> **SOURCE MATERIAL**
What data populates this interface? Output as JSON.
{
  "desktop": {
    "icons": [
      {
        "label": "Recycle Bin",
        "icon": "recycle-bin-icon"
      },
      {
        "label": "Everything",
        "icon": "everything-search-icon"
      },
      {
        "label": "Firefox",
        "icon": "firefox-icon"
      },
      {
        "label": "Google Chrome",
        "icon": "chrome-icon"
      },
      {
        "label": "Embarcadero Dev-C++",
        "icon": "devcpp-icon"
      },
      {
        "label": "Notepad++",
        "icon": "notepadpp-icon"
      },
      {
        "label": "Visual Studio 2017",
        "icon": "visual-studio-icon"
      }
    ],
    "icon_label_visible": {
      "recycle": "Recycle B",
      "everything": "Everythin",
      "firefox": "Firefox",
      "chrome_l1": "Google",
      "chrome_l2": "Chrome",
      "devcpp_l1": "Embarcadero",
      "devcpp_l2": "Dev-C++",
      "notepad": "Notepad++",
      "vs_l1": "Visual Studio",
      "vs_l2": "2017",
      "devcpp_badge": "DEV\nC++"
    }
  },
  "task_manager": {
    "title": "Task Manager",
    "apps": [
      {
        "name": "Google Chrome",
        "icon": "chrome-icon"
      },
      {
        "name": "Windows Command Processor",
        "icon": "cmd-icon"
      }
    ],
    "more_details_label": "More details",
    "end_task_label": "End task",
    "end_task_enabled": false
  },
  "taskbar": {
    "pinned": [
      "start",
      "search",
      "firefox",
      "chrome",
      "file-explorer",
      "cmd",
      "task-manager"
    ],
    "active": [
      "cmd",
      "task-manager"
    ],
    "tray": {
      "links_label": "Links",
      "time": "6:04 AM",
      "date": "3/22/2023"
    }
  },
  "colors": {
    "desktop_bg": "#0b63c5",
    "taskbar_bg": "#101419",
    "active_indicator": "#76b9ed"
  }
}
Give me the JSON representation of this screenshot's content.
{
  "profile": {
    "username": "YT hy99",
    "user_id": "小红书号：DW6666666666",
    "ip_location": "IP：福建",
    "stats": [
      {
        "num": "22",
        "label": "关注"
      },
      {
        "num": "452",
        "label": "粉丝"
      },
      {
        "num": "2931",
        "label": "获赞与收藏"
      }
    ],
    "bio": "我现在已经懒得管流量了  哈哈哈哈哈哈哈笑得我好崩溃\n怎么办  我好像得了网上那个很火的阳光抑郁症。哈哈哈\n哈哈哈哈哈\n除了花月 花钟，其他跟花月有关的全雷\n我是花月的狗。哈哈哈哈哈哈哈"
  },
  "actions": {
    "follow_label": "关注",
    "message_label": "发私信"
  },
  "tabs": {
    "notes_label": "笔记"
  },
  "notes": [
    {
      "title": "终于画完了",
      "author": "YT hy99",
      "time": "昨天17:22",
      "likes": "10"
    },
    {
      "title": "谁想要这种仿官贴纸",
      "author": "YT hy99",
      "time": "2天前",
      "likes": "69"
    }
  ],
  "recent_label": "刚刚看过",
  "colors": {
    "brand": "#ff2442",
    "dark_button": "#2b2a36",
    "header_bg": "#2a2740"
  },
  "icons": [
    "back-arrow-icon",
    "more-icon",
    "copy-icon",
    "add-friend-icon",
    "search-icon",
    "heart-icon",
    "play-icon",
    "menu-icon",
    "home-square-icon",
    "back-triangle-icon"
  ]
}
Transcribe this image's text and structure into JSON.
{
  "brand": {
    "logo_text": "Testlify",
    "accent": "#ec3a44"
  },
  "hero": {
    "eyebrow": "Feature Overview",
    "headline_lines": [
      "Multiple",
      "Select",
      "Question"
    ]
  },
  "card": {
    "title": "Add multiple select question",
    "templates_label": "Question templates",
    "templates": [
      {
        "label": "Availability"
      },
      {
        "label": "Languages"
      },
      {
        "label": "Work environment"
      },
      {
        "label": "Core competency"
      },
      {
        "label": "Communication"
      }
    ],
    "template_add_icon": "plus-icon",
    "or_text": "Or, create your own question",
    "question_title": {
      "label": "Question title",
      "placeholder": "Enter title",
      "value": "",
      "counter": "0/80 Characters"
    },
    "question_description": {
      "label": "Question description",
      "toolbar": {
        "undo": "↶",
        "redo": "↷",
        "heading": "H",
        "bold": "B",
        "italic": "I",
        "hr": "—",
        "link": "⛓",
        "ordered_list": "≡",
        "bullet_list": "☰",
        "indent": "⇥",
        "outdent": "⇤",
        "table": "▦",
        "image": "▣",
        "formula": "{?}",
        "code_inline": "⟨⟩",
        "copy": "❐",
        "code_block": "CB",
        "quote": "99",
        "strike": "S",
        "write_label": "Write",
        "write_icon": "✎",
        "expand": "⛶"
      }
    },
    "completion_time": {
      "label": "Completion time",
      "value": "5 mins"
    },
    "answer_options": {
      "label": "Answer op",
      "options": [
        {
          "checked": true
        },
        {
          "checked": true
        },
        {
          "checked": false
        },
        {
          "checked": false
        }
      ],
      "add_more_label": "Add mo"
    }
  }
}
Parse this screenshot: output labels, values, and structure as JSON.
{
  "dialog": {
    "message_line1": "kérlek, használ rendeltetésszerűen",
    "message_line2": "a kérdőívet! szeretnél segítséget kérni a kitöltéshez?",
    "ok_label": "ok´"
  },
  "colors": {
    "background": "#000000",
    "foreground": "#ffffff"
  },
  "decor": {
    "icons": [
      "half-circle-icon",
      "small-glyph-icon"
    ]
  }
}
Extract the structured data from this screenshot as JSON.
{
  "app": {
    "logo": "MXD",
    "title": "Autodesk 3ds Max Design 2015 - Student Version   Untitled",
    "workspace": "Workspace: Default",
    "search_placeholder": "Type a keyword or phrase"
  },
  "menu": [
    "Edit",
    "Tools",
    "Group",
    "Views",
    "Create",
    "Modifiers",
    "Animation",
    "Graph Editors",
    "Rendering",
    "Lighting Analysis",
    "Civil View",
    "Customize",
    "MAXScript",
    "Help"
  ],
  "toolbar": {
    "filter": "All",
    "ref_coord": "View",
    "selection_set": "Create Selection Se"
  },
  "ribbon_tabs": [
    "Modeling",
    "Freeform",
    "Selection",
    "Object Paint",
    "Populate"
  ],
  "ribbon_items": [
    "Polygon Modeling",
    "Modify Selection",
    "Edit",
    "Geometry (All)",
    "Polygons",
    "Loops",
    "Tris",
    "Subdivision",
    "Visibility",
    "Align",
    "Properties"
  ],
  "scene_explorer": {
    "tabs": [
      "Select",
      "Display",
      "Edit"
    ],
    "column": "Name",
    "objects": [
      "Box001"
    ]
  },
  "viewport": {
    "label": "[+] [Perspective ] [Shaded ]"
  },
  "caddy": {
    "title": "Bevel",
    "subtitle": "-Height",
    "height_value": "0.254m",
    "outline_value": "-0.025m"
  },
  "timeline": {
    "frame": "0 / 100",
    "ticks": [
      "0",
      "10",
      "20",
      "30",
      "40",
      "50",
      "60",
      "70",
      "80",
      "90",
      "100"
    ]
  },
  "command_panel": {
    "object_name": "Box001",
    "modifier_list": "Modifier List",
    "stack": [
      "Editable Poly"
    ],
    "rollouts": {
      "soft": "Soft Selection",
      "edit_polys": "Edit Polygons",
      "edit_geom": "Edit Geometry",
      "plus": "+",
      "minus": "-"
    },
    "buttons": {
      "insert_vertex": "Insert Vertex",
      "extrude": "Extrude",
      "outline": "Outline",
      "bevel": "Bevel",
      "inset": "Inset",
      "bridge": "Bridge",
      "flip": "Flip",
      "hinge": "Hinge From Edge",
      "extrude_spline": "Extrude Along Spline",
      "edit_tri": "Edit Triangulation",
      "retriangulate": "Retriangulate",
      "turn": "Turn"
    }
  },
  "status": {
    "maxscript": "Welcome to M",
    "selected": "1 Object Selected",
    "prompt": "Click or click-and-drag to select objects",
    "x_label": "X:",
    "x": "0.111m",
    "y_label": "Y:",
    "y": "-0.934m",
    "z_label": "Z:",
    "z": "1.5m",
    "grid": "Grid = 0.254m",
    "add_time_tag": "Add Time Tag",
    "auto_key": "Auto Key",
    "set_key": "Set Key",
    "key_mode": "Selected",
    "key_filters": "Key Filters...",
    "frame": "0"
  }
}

> **EXERCISE DIRECTIONS**
Return only those lines of the records that contain the string "objects".

> **SOLUTION**
    "objects": [
    "prompt": "Click or click-and-drag to select objects",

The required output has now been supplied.